Problem statement: Write out the entire listing below exactly as it appears, minus any pictures.

Task inputs:
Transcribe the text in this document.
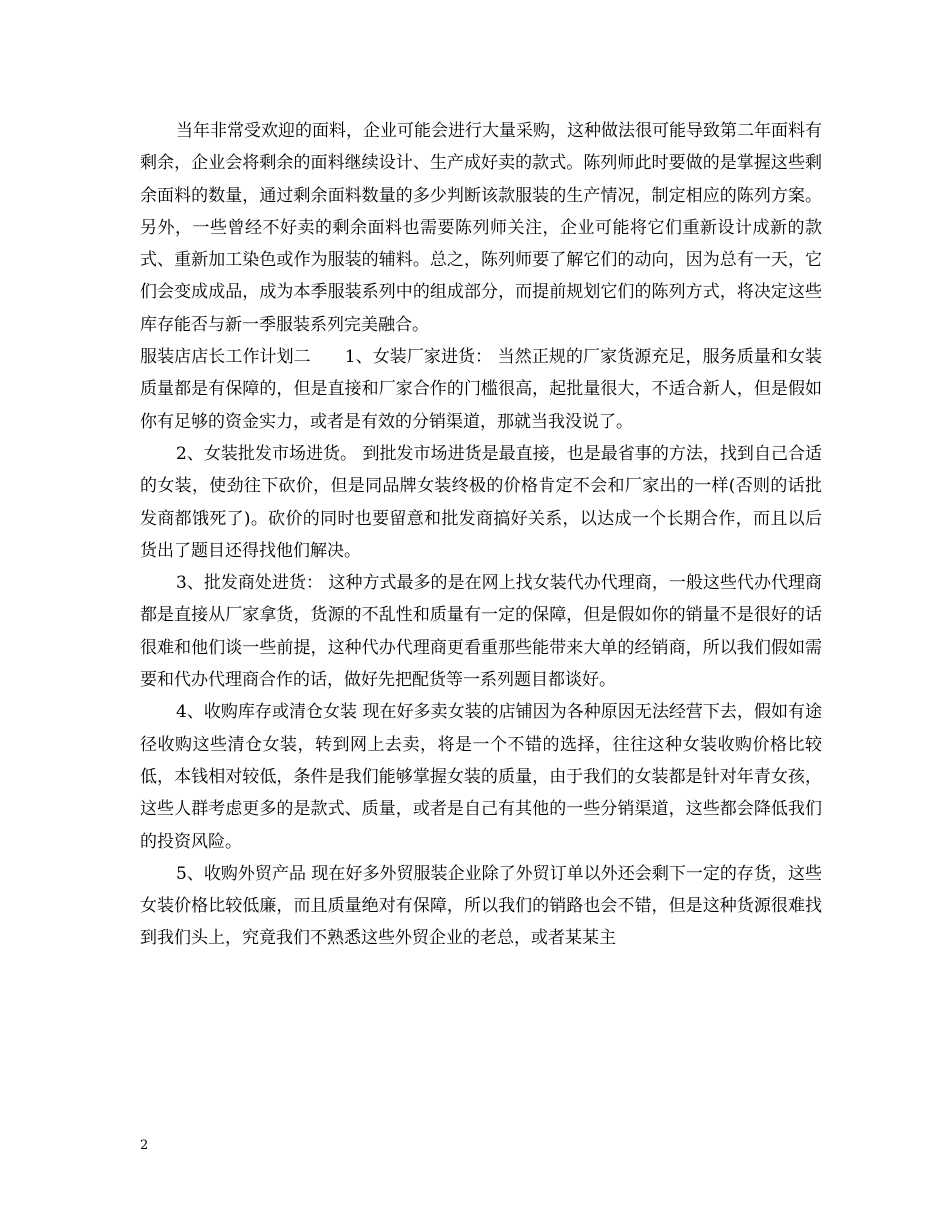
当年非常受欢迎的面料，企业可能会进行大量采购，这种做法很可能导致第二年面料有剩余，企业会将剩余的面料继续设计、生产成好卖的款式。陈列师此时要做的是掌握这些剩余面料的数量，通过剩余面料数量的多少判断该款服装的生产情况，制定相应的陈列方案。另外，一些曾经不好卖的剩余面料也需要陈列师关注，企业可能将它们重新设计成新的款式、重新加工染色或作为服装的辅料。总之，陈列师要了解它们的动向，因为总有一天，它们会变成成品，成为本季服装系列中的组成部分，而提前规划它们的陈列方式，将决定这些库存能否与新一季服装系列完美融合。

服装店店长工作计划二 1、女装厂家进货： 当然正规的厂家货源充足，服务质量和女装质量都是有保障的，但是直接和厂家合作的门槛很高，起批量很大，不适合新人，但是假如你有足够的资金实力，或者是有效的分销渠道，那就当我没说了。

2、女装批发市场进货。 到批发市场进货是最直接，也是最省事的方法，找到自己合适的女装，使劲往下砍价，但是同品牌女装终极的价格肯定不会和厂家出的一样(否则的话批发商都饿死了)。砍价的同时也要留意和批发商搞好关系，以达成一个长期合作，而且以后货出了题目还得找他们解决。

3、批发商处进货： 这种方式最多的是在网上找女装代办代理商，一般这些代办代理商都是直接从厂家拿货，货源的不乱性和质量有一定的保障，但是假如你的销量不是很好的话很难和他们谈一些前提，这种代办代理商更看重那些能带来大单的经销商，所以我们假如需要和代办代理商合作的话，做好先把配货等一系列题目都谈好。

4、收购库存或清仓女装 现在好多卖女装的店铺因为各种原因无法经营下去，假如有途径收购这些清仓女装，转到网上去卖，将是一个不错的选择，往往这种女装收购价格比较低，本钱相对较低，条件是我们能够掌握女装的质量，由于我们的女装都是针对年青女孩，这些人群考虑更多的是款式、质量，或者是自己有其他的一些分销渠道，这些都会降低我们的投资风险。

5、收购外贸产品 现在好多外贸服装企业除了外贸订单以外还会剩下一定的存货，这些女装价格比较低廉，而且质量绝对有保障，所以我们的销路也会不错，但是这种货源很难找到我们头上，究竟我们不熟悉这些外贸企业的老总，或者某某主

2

Full answer:
Transcribe the text in this document.
当年非常受欢迎的面料，企业可能会进行大量采购，这种做法很可能导致第二年面料有剩余，企业会将剩余的面料继续设计、生产成好卖的款式。陈列师此时要做的是掌握这些剩余面料的数量，通过剩余面料数量的多少判断该款服装的生产情况，制定相应的陈列方案。另外，一些曾经不好卖的剩余面料也需要陈列师关注，企业可能将它们重新设计成新的款式、重新加工染色或作为服装的辅料。总之，陈列师要了解它们的动向，因为总有一天，它们会变成成品，成为本季服装系列中的组成部分，而提前规划它们的陈列方式，将决定这些库存能否与新一季服装系列完美融合。

服装店店长工作计划二 1、女装厂家进货： 当然正规的厂家货源充足，服务质量和女装质量都是有保障的，但是直接和厂家合作的门槛很高，起批量很大，不适合新人，但是假如你有足够的资金实力，或者是有效的分销渠道，那就当我没说了。

2、女装批发市场进货。 到批发市场进货是最直接，也是最省事的方法，找到自己合适的女装，使劲往下砍价，但是同品牌女装终极的价格肯定不会和厂家出的一样(否则的话批发商都饿死了)。砍价的同时也要留意和批发商搞好关系，以达成一个长期合作，而且以后货出了题目还得找他们解决。

3、批发商处进货： 这种方式最多的是在网上找女装代办代理商，一般这些代办代理商都是直接从厂家拿货，货源的不乱性和质量有一定的保障，但是假如你的销量不是很好的话很难和他们谈一些前提，这种代办代理商更看重那些能带来大单的经销商，所以我们假如需要和代办代理商合作的话，做好先把配货等一系列题目都谈好。

4、收购库存或清仓女装 现在好多卖女装的店铺因为各种原因无法经营下去，假如有途径收购这些清仓女装，转到网上去卖，将是一个不错的选择，往往这种女装收购价格比较低，本钱相对较低，条件是我们能够掌握女装的质量，由于我们的女装都是针对年青女孩，这些人群考虑更多的是款式、质量，或者是自己有其他的一些分销渠道，这些都会降低我们的投资风险。

5、收购外贸产品 现在好多外贸服装企业除了外贸订单以外还会剩下一定的存货，这些女装价格比较低廉，而且质量绝对有保障，所以我们的销路也会不错，但是这种货源很难找到我们头上，究竟我们不熟悉这些外贸企业的老总，或者某某主

2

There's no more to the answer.